#### Supplied material ####

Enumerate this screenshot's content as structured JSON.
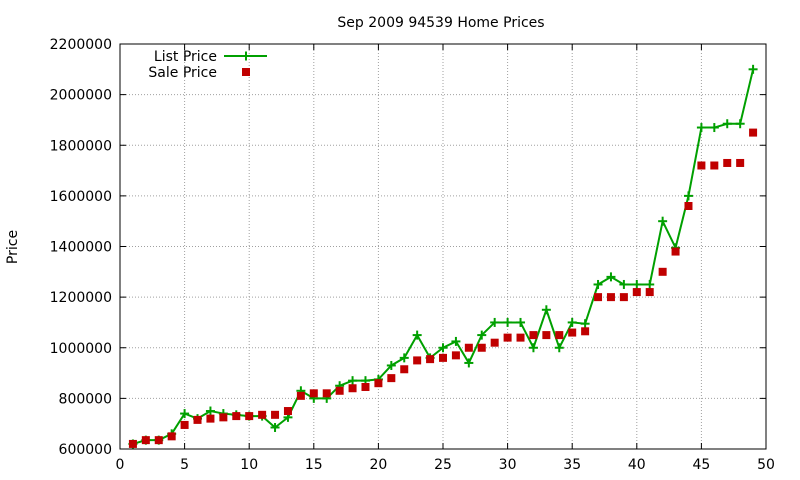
{
  "chart_data": {
    "type": "line",
    "title": "Sep 2009 94539 Home Prices",
    "xlabel": "",
    "ylabel": "Price",
    "xlim": [
      0,
      50
    ],
    "ylim": [
      600000,
      2200000
    ],
    "x_ticks": [
      "0",
      "5",
      "10",
      "15",
      "20",
      "25",
      "30",
      "35",
      "40",
      "45",
      "50"
    ],
    "y_ticks": [
      "600000",
      "800000",
      "1000000",
      "1200000",
      "1400000",
      "1600000",
      "1800000",
      "2000000",
      "2200000"
    ],
    "grid": true,
    "legend_position": "top-left",
    "series": [
      {
        "name": "List Price",
        "style": "line-with-plus-markers",
        "color": "#00a000",
        "x": [
          1,
          2,
          3,
          4,
          5,
          6,
          7,
          8,
          9,
          10,
          11,
          12,
          13,
          14,
          15,
          16,
          17,
          18,
          19,
          20,
          21,
          22,
          23,
          24,
          25,
          26,
          27,
          28,
          29,
          30,
          31,
          32,
          33,
          34,
          35,
          36,
          37,
          38,
          39,
          40,
          41,
          42,
          43,
          44,
          45,
          46,
          47,
          48,
          49
        ],
        "values": [
          620000,
          635000,
          635000,
          660000,
          740000,
          720000,
          750000,
          740000,
          735000,
          730000,
          730000,
          685000,
          725000,
          830000,
          800000,
          800000,
          850000,
          870000,
          870000,
          875000,
          930000,
          960000,
          1050000,
          960000,
          1000000,
          1025000,
          940000,
          1050000,
          1100000,
          1100000,
          1100000,
          1000000,
          1150000,
          1000000,
          1100000,
          1095000,
          1250000,
          1280000,
          1250000,
          1250000,
          1250000,
          1500000,
          1395000,
          1600000,
          1870000,
          1870000,
          1885000,
          1885000,
          2100000
        ]
      },
      {
        "name": "Sale Price",
        "style": "square-markers",
        "color": "#c00000",
        "x": [
          1,
          2,
          3,
          4,
          5,
          6,
          7,
          8,
          9,
          10,
          11,
          12,
          13,
          14,
          15,
          16,
          17,
          18,
          19,
          20,
          21,
          22,
          23,
          24,
          25,
          26,
          27,
          28,
          29,
          30,
          31,
          32,
          33,
          34,
          35,
          36,
          37,
          38,
          39,
          40,
          41,
          42,
          43,
          44,
          45,
          46,
          47,
          48,
          49
        ],
        "values": [
          620000,
          635000,
          635000,
          650000,
          695000,
          715000,
          720000,
          725000,
          730000,
          730000,
          735000,
          735000,
          750000,
          810000,
          820000,
          820000,
          830000,
          840000,
          845000,
          860000,
          880000,
          915000,
          950000,
          955000,
          960000,
          970000,
          1000000,
          1000000,
          1020000,
          1040000,
          1040000,
          1050000,
          1050000,
          1050000,
          1060000,
          1065000,
          1200000,
          1200000,
          1200000,
          1220000,
          1220000,
          1300000,
          1380000,
          1560000,
          1720000,
          1720000,
          1730000,
          1730000,
          1850000
        ]
      }
    ]
  }
}
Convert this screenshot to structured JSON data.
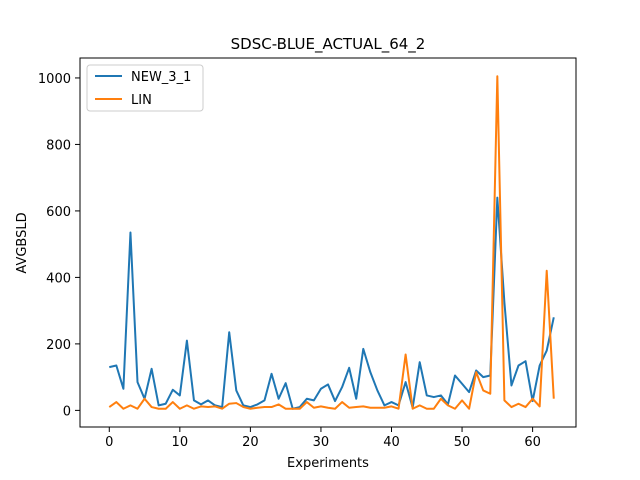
{
  "chart_data": {
    "type": "line",
    "title": "SDSC-BLUE_ACTUAL_64_2",
    "xlabel": "Experiments",
    "ylabel": "AVGBSLD",
    "xlim": [
      -4.15,
      66.15
    ],
    "ylim": [
      -50,
      1060
    ],
    "xticks": [
      0,
      10,
      20,
      30,
      40,
      50,
      60
    ],
    "yticks": [
      0,
      200,
      400,
      600,
      800,
      1000
    ],
    "grid": false,
    "legend_position": "top-left",
    "x": [
      0,
      1,
      2,
      3,
      4,
      5,
      6,
      7,
      8,
      9,
      10,
      11,
      12,
      13,
      14,
      15,
      16,
      17,
      18,
      19,
      20,
      21,
      22,
      23,
      24,
      25,
      26,
      27,
      28,
      29,
      30,
      31,
      32,
      33,
      34,
      35,
      36,
      37,
      38,
      39,
      40,
      41,
      42,
      43,
      44,
      45,
      46,
      47,
      48,
      49,
      50,
      51,
      52,
      53,
      54,
      55,
      56,
      57,
      58,
      59,
      60,
      61,
      62,
      63
    ],
    "series": [
      {
        "name": "NEW_3_1",
        "color": "#1f77b4",
        "values": [
          130,
          135,
          65,
          535,
          85,
          35,
          125,
          15,
          20,
          62,
          45,
          210,
          30,
          18,
          30,
          15,
          10,
          235,
          60,
          15,
          10,
          18,
          30,
          110,
          35,
          82,
          5,
          10,
          35,
          30,
          65,
          78,
          28,
          70,
          128,
          35,
          185,
          115,
          60,
          15,
          25,
          15,
          85,
          8,
          145,
          45,
          40,
          45,
          18,
          105,
          80,
          55,
          120,
          100,
          105,
          640,
          325,
          75,
          135,
          148,
          28,
          135,
          180,
          280
        ]
      },
      {
        "name": "LIN",
        "color": "#ff7f0e",
        "values": [
          10,
          25,
          5,
          15,
          5,
          35,
          10,
          5,
          5,
          25,
          5,
          15,
          5,
          12,
          10,
          12,
          5,
          20,
          22,
          10,
          5,
          8,
          10,
          10,
          18,
          5,
          5,
          5,
          25,
          8,
          12,
          8,
          5,
          25,
          8,
          10,
          12,
          8,
          8,
          8,
          12,
          5,
          168,
          5,
          15,
          5,
          5,
          35,
          15,
          5,
          30,
          5,
          115,
          60,
          50,
          1005,
          30,
          10,
          20,
          10,
          35,
          12,
          420,
          35
        ]
      }
    ]
  }
}
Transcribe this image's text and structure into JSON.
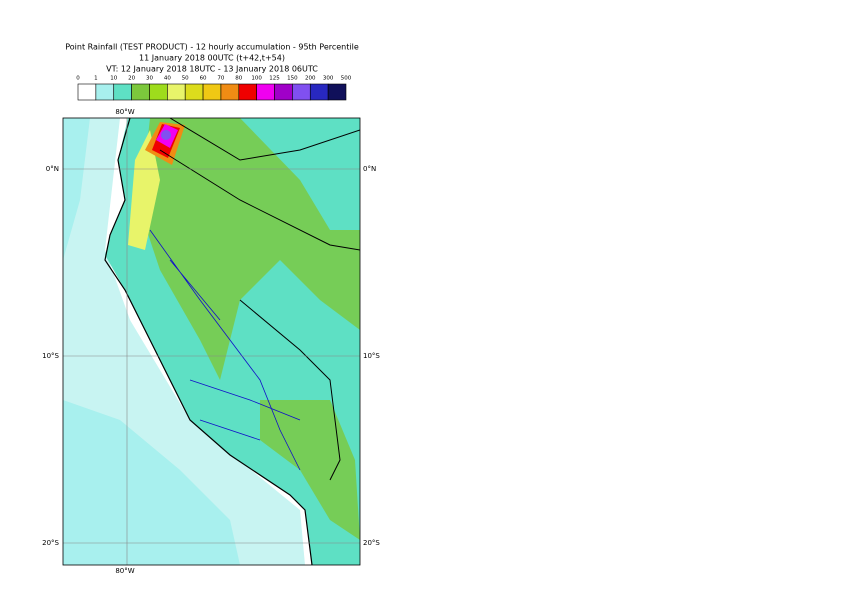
{
  "header": {
    "lines": [
      "Point Rainfall (TEST PRODUCT) - 12 hourly accumulation - 95th Percentile",
      "11 January 2018 00UTC (t+42,t+54)",
      "VT: 12 January 2018 18UTC - 13 January 2018 06UTC"
    ]
  },
  "legend": {
    "ticks": [
      0,
      1,
      10,
      20,
      30,
      40,
      50,
      60,
      70,
      80,
      100,
      125,
      150,
      200,
      300,
      500
    ],
    "colors": [
      "#ffffff",
      "#a8f0ee",
      "#5ee0c4",
      "#7cc83c",
      "#9edc1c",
      "#e8f46a",
      "#dcdc1c",
      "#f0c814",
      "#f08c14",
      "#f00000",
      "#f000f0",
      "#a000c8",
      "#8050f0",
      "#2828c0",
      "#10105a"
    ]
  },
  "map": {
    "top_labels": [
      "80°W"
    ],
    "bottom_labels": [
      "80°W"
    ],
    "left_labels": [
      "0°N",
      "10°S",
      "20°S"
    ],
    "right_labels": [
      "0°N",
      "10°S",
      "20°S"
    ]
  }
}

####

## Task description
Give every record back exactly as it reads, with no images.

## The completed task
Enumerate this screenshot's content as structured JSON.
{
  "chart_data": {
    "type": "line",
    "title": "Sep 2009 94539 Home Prices",
    "xlabel": "",
    "ylabel": "Price",
    "xlim": [
      0,
      50
    ],
    "ylim": [
      600000,
      2200000
    ],
    "x_ticks": [
      "0",
      "5",
      "10",
      "15",
      "20",
      "25",
      "30",
      "35",
      "40",
      "45",
      "50"
    ],
    "y_ticks": [
      "600000",
      "800000",
      "1000000",
      "1200000",
      "1400000",
      "1600000",
      "1800000",
      "2000000",
      "2200000"
    ],
    "grid": true,
    "legend_position": "top-left",
    "series": [
      {
        "name": "List Price",
        "style": "line-with-plus-markers",
        "color": "#00a000",
        "x": [
          1,
          2,
          3,
          4,
          5,
          6,
          7,
          8,
          9,
          10,
          11,
          12,
          13,
          14,
          15,
          16,
          17,
          18,
          19,
          20,
          21,
          22,
          23,
          24,
          25,
          26,
          27,
          28,
          29,
          30,
          31,
          32,
          33,
          34,
          35,
          36,
          37,
          38,
          39,
          40,
          41,
          42,
          43,
          44,
          45,
          46,
          47,
          48,
          49
        ],
        "values": [
          620000,
          635000,
          635000,
          660000,
          740000,
          720000,
          750000,
          740000,
          735000,
          730000,
          730000,
          685000,
          725000,
          830000,
          800000,
          800000,
          850000,
          870000,
          870000,
          875000,
          930000,
          960000,
          1050000,
          960000,
          1000000,
          1025000,
          940000,
          1050000,
          1100000,
          1100000,
          1100000,
          1000000,
          1150000,
          1000000,
          1100000,
          1095000,
          1250000,
          1280000,
          1250000,
          1250000,
          1250000,
          1500000,
          1395000,
          1600000,
          1870000,
          1870000,
          1885000,
          1885000,
          2100000
        ]
      },
      {
        "name": "Sale Price",
        "style": "square-markers",
        "color": "#c00000",
        "x": [
          1,
          2,
          3,
          4,
          5,
          6,
          7,
          8,
          9,
          10,
          11,
          12,
          13,
          14,
          15,
          16,
          17,
          18,
          19,
          20,
          21,
          22,
          23,
          24,
          25,
          26,
          27,
          28,
          29,
          30,
          31,
          32,
          33,
          34,
          35,
          36,
          37,
          38,
          39,
          40,
          41,
          42,
          43,
          44,
          45,
          46,
          47,
          48,
          49
        ],
        "values": [
          620000,
          635000,
          635000,
          650000,
          695000,
          715000,
          720000,
          725000,
          730000,
          730000,
          735000,
          735000,
          750000,
          810000,
          820000,
          820000,
          830000,
          840000,
          845000,
          860000,
          880000,
          915000,
          950000,
          955000,
          960000,
          970000,
          1000000,
          1000000,
          1020000,
          1040000,
          1040000,
          1050000,
          1050000,
          1050000,
          1060000,
          1065000,
          1200000,
          1200000,
          1200000,
          1220000,
          1220000,
          1300000,
          1380000,
          1560000,
          1720000,
          1720000,
          1730000,
          1730000,
          1850000
        ]
      }
    ]
  }
}
Convert this screenshot to structured JSON data.
{
  "chart_data": {
    "type": "line",
    "title": "SDSC-BLUE_ACTUAL_64_2",
    "xlabel": "Experiments",
    "ylabel": "AVGBSLD",
    "xlim": [
      -4.15,
      66.15
    ],
    "ylim": [
      -50,
      1060
    ],
    "xticks": [
      0,
      10,
      20,
      30,
      40,
      50,
      60
    ],
    "yticks": [
      0,
      200,
      400,
      600,
      800,
      1000
    ],
    "grid": false,
    "legend_position": "top-left",
    "x": [
      0,
      1,
      2,
      3,
      4,
      5,
      6,
      7,
      8,
      9,
      10,
      11,
      12,
      13,
      14,
      15,
      16,
      17,
      18,
      19,
      20,
      21,
      22,
      23,
      24,
      25,
      26,
      27,
      28,
      29,
      30,
      31,
      32,
      33,
      34,
      35,
      36,
      37,
      38,
      39,
      40,
      41,
      42,
      43,
      44,
      45,
      46,
      47,
      48,
      49,
      50,
      51,
      52,
      53,
      54,
      55,
      56,
      57,
      58,
      59,
      60,
      61,
      62,
      63
    ],
    "series": [
      {
        "name": "NEW_3_1",
        "color": "#1f77b4",
        "values": [
          130,
          135,
          65,
          535,
          85,
          35,
          125,
          15,
          20,
          62,
          45,
          210,
          30,
          18,
          30,
          15,
          10,
          235,
          60,
          15,
          10,
          18,
          30,
          110,
          35,
          82,
          5,
          10,
          35,
          30,
          65,
          78,
          28,
          70,
          128,
          35,
          185,
          115,
          60,
          15,
          25,
          15,
          85,
          8,
          145,
          45,
          40,
          45,
          18,
          105,
          80,
          55,
          120,
          100,
          105,
          640,
          325,
          75,
          135,
          148,
          28,
          135,
          180,
          280
        ]
      },
      {
        "name": "LIN",
        "color": "#ff7f0e",
        "values": [
          10,
          25,
          5,
          15,
          5,
          35,
          10,
          5,
          5,
          25,
          5,
          15,
          5,
          12,
          10,
          12,
          5,
          20,
          22,
          10,
          5,
          8,
          10,
          10,
          18,
          5,
          5,
          5,
          25,
          8,
          12,
          8,
          5,
          25,
          8,
          10,
          12,
          8,
          8,
          8,
          12,
          5,
          168,
          5,
          15,
          5,
          5,
          35,
          15,
          5,
          30,
          5,
          115,
          60,
          50,
          1005,
          30,
          10,
          20,
          10,
          35,
          12,
          420,
          35
        ]
      }
    ]
  }
}
Transcribe this image's text and structure into JSON.
{
  "header": {
    "lines": [
      "Point Rainfall (TEST PRODUCT) - 12 hourly accumulation - 95th Percentile",
      "11 January 2018 00UTC (t+42,t+54)",
      "VT: 12 January 2018 18UTC - 13 January 2018 06UTC"
    ]
  },
  "legend": {
    "ticks": [
      0,
      1,
      10,
      20,
      30,
      40,
      50,
      60,
      70,
      80,
      100,
      125,
      150,
      200,
      300,
      500
    ],
    "colors": [
      "#ffffff",
      "#a8f0ee",
      "#5ee0c4",
      "#7cc83c",
      "#9edc1c",
      "#e8f46a",
      "#dcdc1c",
      "#f0c814",
      "#f08c14",
      "#f00000",
      "#f000f0",
      "#a000c8",
      "#8050f0",
      "#2828c0",
      "#10105a"
    ]
  },
  "map": {
    "top_labels": [
      "80°W"
    ],
    "bottom_labels": [
      "80°W"
    ],
    "left_labels": [
      "0°N",
      "10°S",
      "20°S"
    ],
    "right_labels": [
      "0°N",
      "10°S",
      "20°S"
    ]
  }
}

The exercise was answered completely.